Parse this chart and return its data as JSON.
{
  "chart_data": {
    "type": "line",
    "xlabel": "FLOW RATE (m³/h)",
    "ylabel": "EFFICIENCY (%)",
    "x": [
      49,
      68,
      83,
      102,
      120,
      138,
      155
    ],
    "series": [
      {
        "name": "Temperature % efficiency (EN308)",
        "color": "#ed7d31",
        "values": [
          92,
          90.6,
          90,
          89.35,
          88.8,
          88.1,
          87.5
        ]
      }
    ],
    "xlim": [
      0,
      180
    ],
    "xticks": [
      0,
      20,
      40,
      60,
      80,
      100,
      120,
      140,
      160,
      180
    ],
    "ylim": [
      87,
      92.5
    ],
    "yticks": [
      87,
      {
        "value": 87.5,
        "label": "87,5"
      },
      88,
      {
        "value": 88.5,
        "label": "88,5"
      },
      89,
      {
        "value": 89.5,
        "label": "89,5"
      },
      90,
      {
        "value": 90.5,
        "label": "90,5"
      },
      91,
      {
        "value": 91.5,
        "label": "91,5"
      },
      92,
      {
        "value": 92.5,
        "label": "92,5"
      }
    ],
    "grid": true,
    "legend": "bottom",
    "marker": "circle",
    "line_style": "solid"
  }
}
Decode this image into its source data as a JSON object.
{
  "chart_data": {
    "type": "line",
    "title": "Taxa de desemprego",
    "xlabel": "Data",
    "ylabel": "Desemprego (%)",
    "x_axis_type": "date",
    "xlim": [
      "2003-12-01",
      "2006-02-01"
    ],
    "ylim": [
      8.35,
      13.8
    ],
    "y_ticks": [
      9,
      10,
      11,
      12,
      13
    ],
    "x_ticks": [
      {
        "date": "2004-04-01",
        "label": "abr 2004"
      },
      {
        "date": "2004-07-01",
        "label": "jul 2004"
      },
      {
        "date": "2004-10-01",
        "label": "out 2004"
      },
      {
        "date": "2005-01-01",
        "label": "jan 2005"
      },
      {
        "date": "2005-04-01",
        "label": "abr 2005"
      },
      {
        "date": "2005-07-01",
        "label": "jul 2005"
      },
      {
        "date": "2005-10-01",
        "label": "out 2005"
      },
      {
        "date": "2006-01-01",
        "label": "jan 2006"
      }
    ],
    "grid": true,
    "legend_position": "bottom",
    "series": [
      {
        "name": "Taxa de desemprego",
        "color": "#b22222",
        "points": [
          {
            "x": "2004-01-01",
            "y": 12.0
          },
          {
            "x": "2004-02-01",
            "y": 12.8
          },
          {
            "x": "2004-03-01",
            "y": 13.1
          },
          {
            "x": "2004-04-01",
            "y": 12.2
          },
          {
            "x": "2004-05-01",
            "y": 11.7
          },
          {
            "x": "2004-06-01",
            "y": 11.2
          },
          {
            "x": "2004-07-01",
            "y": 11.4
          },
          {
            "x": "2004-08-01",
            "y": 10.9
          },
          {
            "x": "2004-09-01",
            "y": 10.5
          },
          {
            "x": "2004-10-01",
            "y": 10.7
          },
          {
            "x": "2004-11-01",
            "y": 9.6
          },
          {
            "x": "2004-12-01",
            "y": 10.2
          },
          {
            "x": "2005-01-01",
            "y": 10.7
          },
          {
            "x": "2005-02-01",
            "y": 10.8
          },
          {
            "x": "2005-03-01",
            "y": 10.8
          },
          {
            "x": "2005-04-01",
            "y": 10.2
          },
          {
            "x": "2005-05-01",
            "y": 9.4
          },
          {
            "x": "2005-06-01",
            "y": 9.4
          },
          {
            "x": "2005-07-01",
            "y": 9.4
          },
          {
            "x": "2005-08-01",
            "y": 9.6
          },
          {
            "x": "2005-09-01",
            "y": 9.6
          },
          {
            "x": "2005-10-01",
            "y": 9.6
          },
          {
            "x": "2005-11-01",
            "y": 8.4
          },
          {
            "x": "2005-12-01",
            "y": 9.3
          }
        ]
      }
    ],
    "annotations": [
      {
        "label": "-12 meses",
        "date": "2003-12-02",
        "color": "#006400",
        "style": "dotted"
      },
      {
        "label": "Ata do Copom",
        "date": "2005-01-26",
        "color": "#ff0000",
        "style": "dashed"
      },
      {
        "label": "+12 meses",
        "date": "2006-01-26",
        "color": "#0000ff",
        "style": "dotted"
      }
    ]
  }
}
——
WHAT TO PRODUCE —
Give the number of lines containing the word "color". No other answer is needed.

SOLVED PROBLEM —
5